> [Job]: Begin at the line that contains "Transcribe this image's" and quote each line exactly through the last one. Leave pictures out.

> [Supplied material]:
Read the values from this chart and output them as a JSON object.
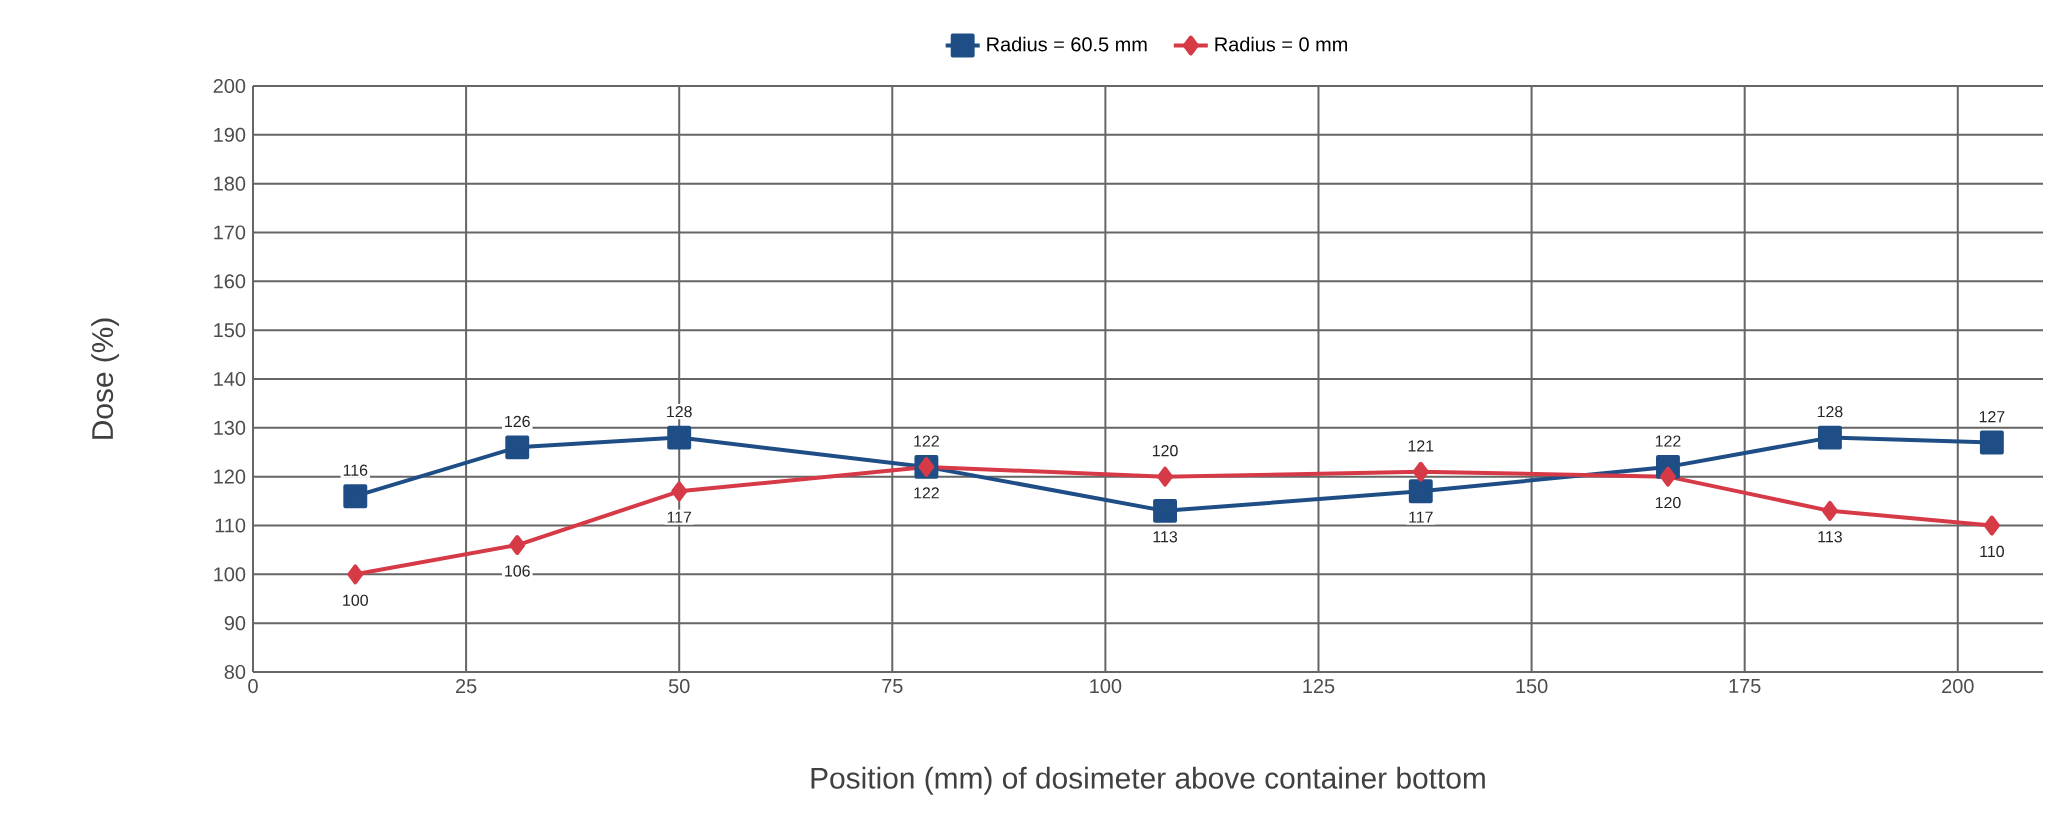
{
  "chart_data": {
    "type": "line",
    "xlabel": "Position (mm) of dosimeter above container bottom",
    "ylabel": "Dose (%)",
    "xlim": [
      0,
      210
    ],
    "xticks": [
      0,
      25,
      50,
      75,
      100,
      125,
      150,
      175,
      200
    ],
    "ylim": [
      80,
      200
    ],
    "yticks": [
      80,
      90,
      100,
      110,
      120,
      130,
      140,
      150,
      160,
      170,
      180,
      190,
      200
    ],
    "grid": true,
    "legend": "top",
    "data_labels": true,
    "series": [
      {
        "name": "Radius = 60.5 mm",
        "color": "#1f4e86",
        "marker": "square",
        "x": [
          12,
          31,
          50,
          79,
          107,
          137,
          166,
          185,
          204
        ],
        "values": [
          116,
          126,
          128,
          122,
          113,
          117,
          122,
          128,
          127
        ]
      },
      {
        "name": "Radius = 0 mm",
        "color": "#d63a46",
        "marker": "diamond",
        "x": [
          12,
          31,
          50,
          79,
          107,
          137,
          166,
          185,
          204
        ],
        "values": [
          100,
          106,
          117,
          122,
          120,
          121,
          120,
          113,
          110
        ]
      }
    ]
  }
}
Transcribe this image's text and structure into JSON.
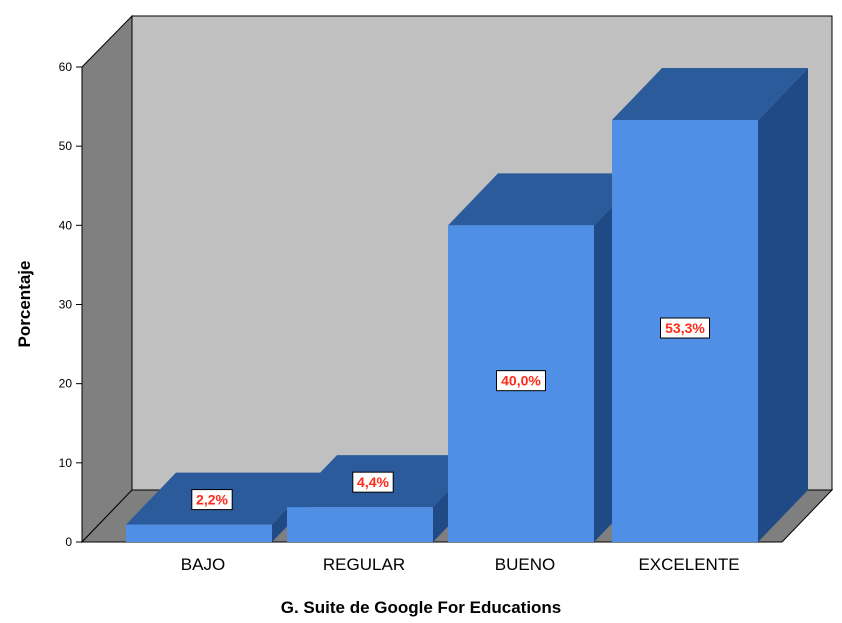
{
  "chart_data": {
    "type": "bar",
    "style": "3d",
    "categories": [
      "BAJO",
      "REGULAR",
      "BUENO",
      "EXCELENTE"
    ],
    "values": [
      2.2,
      4.4,
      40.0,
      53.3
    ],
    "data_labels": [
      "2,2%",
      "4,4%",
      "40,0%",
      "53,3%"
    ],
    "xlabel": "G. Suite de Google For Educations",
    "ylabel": "Porcentaje",
    "ylim": [
      0,
      60
    ],
    "yticks": [
      "0",
      "10",
      "20",
      "30",
      "40",
      "50",
      "60"
    ],
    "grid": false,
    "legend": "none",
    "colors": {
      "bar_front": "#4f8fe6",
      "bar_top": "#2c5b9c",
      "bar_side": "#1f4a86",
      "back_wall": "#c0c0c0",
      "side_wall": "#808080",
      "floor": "#7f7f7f",
      "label_text": "#ff2a1a"
    }
  }
}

> [Written reply]:
Transcribe this image's text and structure into JSON.
{
  "chart_data": {
    "type": "bar",
    "style": "3d",
    "categories": [
      "BAJO",
      "REGULAR",
      "BUENO",
      "EXCELENTE"
    ],
    "values": [
      2.2,
      4.4,
      40.0,
      53.3
    ],
    "data_labels": [
      "2,2%",
      "4,4%",
      "40,0%",
      "53,3%"
    ],
    "xlabel": "G. Suite de Google For Educations",
    "ylabel": "Porcentaje",
    "ylim": [
      0,
      60
    ],
    "yticks": [
      "0",
      "10",
      "20",
      "30",
      "40",
      "50",
      "60"
    ],
    "grid": false,
    "legend": "none",
    "colors": {
      "bar_front": "#4f8fe6",
      "bar_top": "#2c5b9c",
      "bar_side": "#1f4a86",
      "back_wall": "#c0c0c0",
      "side_wall": "#808080",
      "floor": "#7f7f7f",
      "label_text": "#ff2a1a"
    }
  }
}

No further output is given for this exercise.